• INSTRUCTIONS FOR THE TASK: Take the material below and retype it in full; pictures are left out.

• RECORD EXTRACTS:
___
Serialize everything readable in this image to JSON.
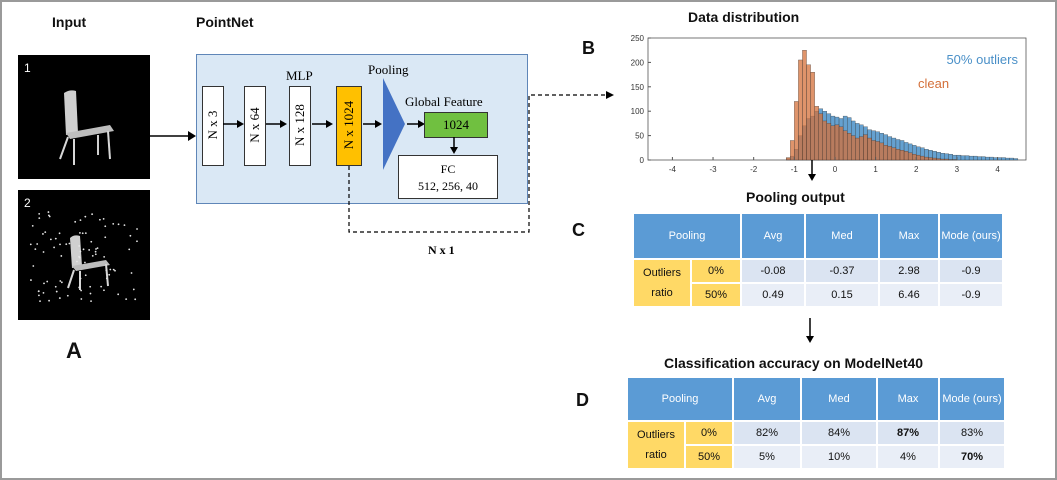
{
  "panel_a": {
    "input_label": "Input",
    "label_a": "A",
    "sample1": "1",
    "sample2": "2"
  },
  "pointnet": {
    "title": "PointNet",
    "mlp_label": "MLP",
    "pooling_label": "Pooling",
    "global_feature_label": "Global Feature",
    "blocks": [
      "N x 3",
      "N x 64",
      "N x 128",
      "N x 1024"
    ],
    "feature_dim": "1024",
    "fc_title": "FC",
    "fc_sizes": "512, 256, 40",
    "n_x_1": "N x 1",
    "colors": {
      "panel": "#dae8f5",
      "highlight": "#ffc000",
      "feature": "#70c040",
      "triangle": "#4472c4"
    }
  },
  "panel_b": {
    "label": "B",
    "title": "Data distribution"
  },
  "chart_data": {
    "type": "bar",
    "title": "Data distribution",
    "x_ticks": [
      -4,
      -3,
      -2,
      -1,
      0,
      1,
      2,
      3,
      4
    ],
    "y_ticks": [
      0,
      50,
      100,
      150,
      200,
      250
    ],
    "xlim": [
      -4.6,
      4.7
    ],
    "ylim": [
      0,
      250
    ],
    "bin_width": 0.1,
    "series": [
      {
        "name": "50% outliers",
        "color": "#4a90c8",
        "x": [
          -1.2,
          -1.1,
          -1.0,
          -0.9,
          -0.8,
          -0.7,
          -0.6,
          -0.5,
          -0.4,
          -0.3,
          -0.2,
          -0.1,
          0.0,
          0.1,
          0.2,
          0.3,
          0.4,
          0.5,
          0.6,
          0.7,
          0.8,
          0.9,
          1.0,
          1.1,
          1.2,
          1.3,
          1.4,
          1.5,
          1.6,
          1.7,
          1.8,
          1.9,
          2.0,
          2.1,
          2.2,
          2.3,
          2.4,
          2.5,
          2.6,
          2.7,
          2.8,
          2.9,
          3.0,
          3.1,
          3.2,
          3.3,
          3.4,
          3.5,
          3.6,
          3.7,
          3.8,
          3.9,
          4.0,
          4.1,
          4.2,
          4.3,
          4.4
        ],
        "values": [
          3,
          8,
          22,
          50,
          70,
          85,
          90,
          100,
          105,
          100,
          95,
          90,
          88,
          85,
          90,
          87,
          80,
          75,
          72,
          68,
          62,
          60,
          58,
          55,
          52,
          48,
          45,
          42,
          40,
          36,
          33,
          30,
          27,
          25,
          22,
          20,
          18,
          16,
          14,
          13,
          12,
          10,
          10,
          9,
          9,
          8,
          8,
          7,
          7,
          6,
          6,
          5,
          5,
          5,
          4,
          4,
          3
        ]
      },
      {
        "name": "clean",
        "color": "#d4703a",
        "x": [
          -1.2,
          -1.1,
          -1.0,
          -0.9,
          -0.8,
          -0.7,
          -0.6,
          -0.5,
          -0.4,
          -0.3,
          -0.2,
          -0.1,
          0.0,
          0.1,
          0.2,
          0.3,
          0.4,
          0.5,
          0.6,
          0.7,
          0.8,
          0.9,
          1.0,
          1.1,
          1.2,
          1.3,
          1.4,
          1.5,
          1.6,
          1.7,
          1.8,
          1.9,
          2.0,
          2.1,
          2.2,
          2.3,
          2.4,
          2.5,
          2.6,
          2.7,
          2.8,
          2.9
        ],
        "values": [
          5,
          40,
          120,
          205,
          225,
          195,
          180,
          110,
          95,
          80,
          75,
          70,
          72,
          68,
          60,
          55,
          50,
          45,
          48,
          52,
          45,
          40,
          38,
          35,
          30,
          28,
          25,
          22,
          20,
          18,
          15,
          12,
          10,
          8,
          6,
          5,
          4,
          3,
          2,
          2,
          1,
          1
        ]
      }
    ]
  },
  "panel_c": {
    "label": "C",
    "title": "Pooling output",
    "header": [
      "Pooling",
      "Avg",
      "Med",
      "Max",
      "Mode (ours)"
    ],
    "row_label_1": "Outliers",
    "row_label_2": "ratio",
    "rows": [
      {
        "ratio": "0%",
        "values": [
          "-0.08",
          "-0.37",
          "2.98",
          "-0.9"
        ]
      },
      {
        "ratio": "50%",
        "values": [
          "0.49",
          "0.15",
          "6.46",
          "-0.9"
        ]
      }
    ]
  },
  "panel_d": {
    "label": "D",
    "title": "Classification accuracy on ModelNet40",
    "header": [
      "Pooling",
      "Avg",
      "Med",
      "Max",
      "Mode (ours)"
    ],
    "row_label_1": "Outliers",
    "row_label_2": "ratio",
    "rows": [
      {
        "ratio": "0%",
        "values": [
          "82%",
          "84%",
          "87%",
          "83%"
        ]
      },
      {
        "ratio": "50%",
        "values": [
          "5%",
          "10%",
          "4%",
          "70%"
        ]
      }
    ]
  }
}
___
• EXERCISE ANSWER:
Serialize everything readable in this image to JSON.
{
  "panel_a": {
    "input_label": "Input",
    "label_a": "A",
    "sample1": "1",
    "sample2": "2"
  },
  "pointnet": {
    "title": "PointNet",
    "mlp_label": "MLP",
    "pooling_label": "Pooling",
    "global_feature_label": "Global Feature",
    "blocks": [
      "N x 3",
      "N x 64",
      "N x 128",
      "N x 1024"
    ],
    "feature_dim": "1024",
    "fc_title": "FC",
    "fc_sizes": "512, 256, 40",
    "n_x_1": "N x 1",
    "colors": {
      "panel": "#dae8f5",
      "highlight": "#ffc000",
      "feature": "#70c040",
      "triangle": "#4472c4"
    }
  },
  "panel_b": {
    "label": "B",
    "title": "Data distribution"
  },
  "chart_data": {
    "type": "bar",
    "title": "Data distribution",
    "x_ticks": [
      -4,
      -3,
      -2,
      -1,
      0,
      1,
      2,
      3,
      4
    ],
    "y_ticks": [
      0,
      50,
      100,
      150,
      200,
      250
    ],
    "xlim": [
      -4.6,
      4.7
    ],
    "ylim": [
      0,
      250
    ],
    "bin_width": 0.1,
    "series": [
      {
        "name": "50% outliers",
        "color": "#4a90c8",
        "x": [
          -1.2,
          -1.1,
          -1.0,
          -0.9,
          -0.8,
          -0.7,
          -0.6,
          -0.5,
          -0.4,
          -0.3,
          -0.2,
          -0.1,
          0.0,
          0.1,
          0.2,
          0.3,
          0.4,
          0.5,
          0.6,
          0.7,
          0.8,
          0.9,
          1.0,
          1.1,
          1.2,
          1.3,
          1.4,
          1.5,
          1.6,
          1.7,
          1.8,
          1.9,
          2.0,
          2.1,
          2.2,
          2.3,
          2.4,
          2.5,
          2.6,
          2.7,
          2.8,
          2.9,
          3.0,
          3.1,
          3.2,
          3.3,
          3.4,
          3.5,
          3.6,
          3.7,
          3.8,
          3.9,
          4.0,
          4.1,
          4.2,
          4.3,
          4.4
        ],
        "values": [
          3,
          8,
          22,
          50,
          70,
          85,
          90,
          100,
          105,
          100,
          95,
          90,
          88,
          85,
          90,
          87,
          80,
          75,
          72,
          68,
          62,
          60,
          58,
          55,
          52,
          48,
          45,
          42,
          40,
          36,
          33,
          30,
          27,
          25,
          22,
          20,
          18,
          16,
          14,
          13,
          12,
          10,
          10,
          9,
          9,
          8,
          8,
          7,
          7,
          6,
          6,
          5,
          5,
          5,
          4,
          4,
          3
        ]
      },
      {
        "name": "clean",
        "color": "#d4703a",
        "x": [
          -1.2,
          -1.1,
          -1.0,
          -0.9,
          -0.8,
          -0.7,
          -0.6,
          -0.5,
          -0.4,
          -0.3,
          -0.2,
          -0.1,
          0.0,
          0.1,
          0.2,
          0.3,
          0.4,
          0.5,
          0.6,
          0.7,
          0.8,
          0.9,
          1.0,
          1.1,
          1.2,
          1.3,
          1.4,
          1.5,
          1.6,
          1.7,
          1.8,
          1.9,
          2.0,
          2.1,
          2.2,
          2.3,
          2.4,
          2.5,
          2.6,
          2.7,
          2.8,
          2.9
        ],
        "values": [
          5,
          40,
          120,
          205,
          225,
          195,
          180,
          110,
          95,
          80,
          75,
          70,
          72,
          68,
          60,
          55,
          50,
          45,
          48,
          52,
          45,
          40,
          38,
          35,
          30,
          28,
          25,
          22,
          20,
          18,
          15,
          12,
          10,
          8,
          6,
          5,
          4,
          3,
          2,
          2,
          1,
          1
        ]
      }
    ]
  },
  "panel_c": {
    "label": "C",
    "title": "Pooling output",
    "header": [
      "Pooling",
      "Avg",
      "Med",
      "Max",
      "Mode (ours)"
    ],
    "row_label_1": "Outliers",
    "row_label_2": "ratio",
    "rows": [
      {
        "ratio": "0%",
        "values": [
          "-0.08",
          "-0.37",
          "2.98",
          "-0.9"
        ]
      },
      {
        "ratio": "50%",
        "values": [
          "0.49",
          "0.15",
          "6.46",
          "-0.9"
        ]
      }
    ]
  },
  "panel_d": {
    "label": "D",
    "title": "Classification accuracy on ModelNet40",
    "header": [
      "Pooling",
      "Avg",
      "Med",
      "Max",
      "Mode (ours)"
    ],
    "row_label_1": "Outliers",
    "row_label_2": "ratio",
    "rows": [
      {
        "ratio": "0%",
        "values": [
          "82%",
          "84%",
          "87%",
          "83%"
        ]
      },
      {
        "ratio": "50%",
        "values": [
          "5%",
          "10%",
          "4%",
          "70%"
        ]
      }
    ]
  }
}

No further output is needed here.